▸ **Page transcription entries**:
■ ■ ■ ■ ■
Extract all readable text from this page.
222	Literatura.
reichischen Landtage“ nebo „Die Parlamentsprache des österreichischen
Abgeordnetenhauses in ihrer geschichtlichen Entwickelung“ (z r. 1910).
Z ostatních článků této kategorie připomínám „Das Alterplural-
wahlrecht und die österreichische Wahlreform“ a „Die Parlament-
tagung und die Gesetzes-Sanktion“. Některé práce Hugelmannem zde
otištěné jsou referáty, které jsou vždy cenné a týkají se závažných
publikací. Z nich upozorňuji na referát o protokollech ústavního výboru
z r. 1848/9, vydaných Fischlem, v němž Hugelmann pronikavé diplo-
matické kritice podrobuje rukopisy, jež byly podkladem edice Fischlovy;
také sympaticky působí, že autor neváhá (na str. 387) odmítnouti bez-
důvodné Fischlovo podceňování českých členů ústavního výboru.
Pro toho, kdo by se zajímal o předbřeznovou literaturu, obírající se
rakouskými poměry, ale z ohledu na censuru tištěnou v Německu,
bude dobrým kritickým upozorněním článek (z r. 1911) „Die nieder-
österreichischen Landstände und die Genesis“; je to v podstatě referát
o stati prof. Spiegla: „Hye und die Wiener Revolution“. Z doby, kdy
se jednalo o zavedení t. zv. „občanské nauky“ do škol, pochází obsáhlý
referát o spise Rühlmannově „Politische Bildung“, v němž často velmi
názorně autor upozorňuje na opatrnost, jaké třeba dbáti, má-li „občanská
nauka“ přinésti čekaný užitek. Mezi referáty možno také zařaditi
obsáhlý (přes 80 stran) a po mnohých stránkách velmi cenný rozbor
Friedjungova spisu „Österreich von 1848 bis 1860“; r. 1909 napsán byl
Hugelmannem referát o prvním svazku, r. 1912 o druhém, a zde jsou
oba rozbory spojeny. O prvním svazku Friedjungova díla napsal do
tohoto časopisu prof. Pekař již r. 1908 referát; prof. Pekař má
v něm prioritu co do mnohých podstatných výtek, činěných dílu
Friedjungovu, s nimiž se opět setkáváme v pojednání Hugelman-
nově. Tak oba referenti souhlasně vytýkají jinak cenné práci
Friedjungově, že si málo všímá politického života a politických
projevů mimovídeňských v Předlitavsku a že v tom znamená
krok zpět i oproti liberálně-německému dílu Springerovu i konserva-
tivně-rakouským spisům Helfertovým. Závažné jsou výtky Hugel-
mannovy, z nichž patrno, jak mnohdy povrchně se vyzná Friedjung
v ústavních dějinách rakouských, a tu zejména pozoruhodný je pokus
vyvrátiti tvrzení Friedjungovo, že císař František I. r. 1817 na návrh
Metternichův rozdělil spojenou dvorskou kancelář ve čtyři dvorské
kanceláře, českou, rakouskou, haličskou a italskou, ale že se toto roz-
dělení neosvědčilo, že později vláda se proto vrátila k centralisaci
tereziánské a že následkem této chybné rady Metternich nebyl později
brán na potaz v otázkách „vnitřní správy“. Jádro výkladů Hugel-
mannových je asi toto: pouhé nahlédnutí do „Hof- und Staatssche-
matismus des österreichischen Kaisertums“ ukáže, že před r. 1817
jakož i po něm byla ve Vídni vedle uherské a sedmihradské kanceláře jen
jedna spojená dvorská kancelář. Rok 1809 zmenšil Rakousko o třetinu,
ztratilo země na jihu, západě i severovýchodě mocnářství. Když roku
■ ■ ■ ■ ■
▸ **Your instructions**: Look through the entries above; copy each line where the string "obsáhlý" appears.

▸ **Your response**:
se jednalo o zavedení t. zv. „občanské nauky“ do škol, pochází obsáhlý
obsáhlý (přes 80 stran) a po mnohých stránkách velmi cenný rozbor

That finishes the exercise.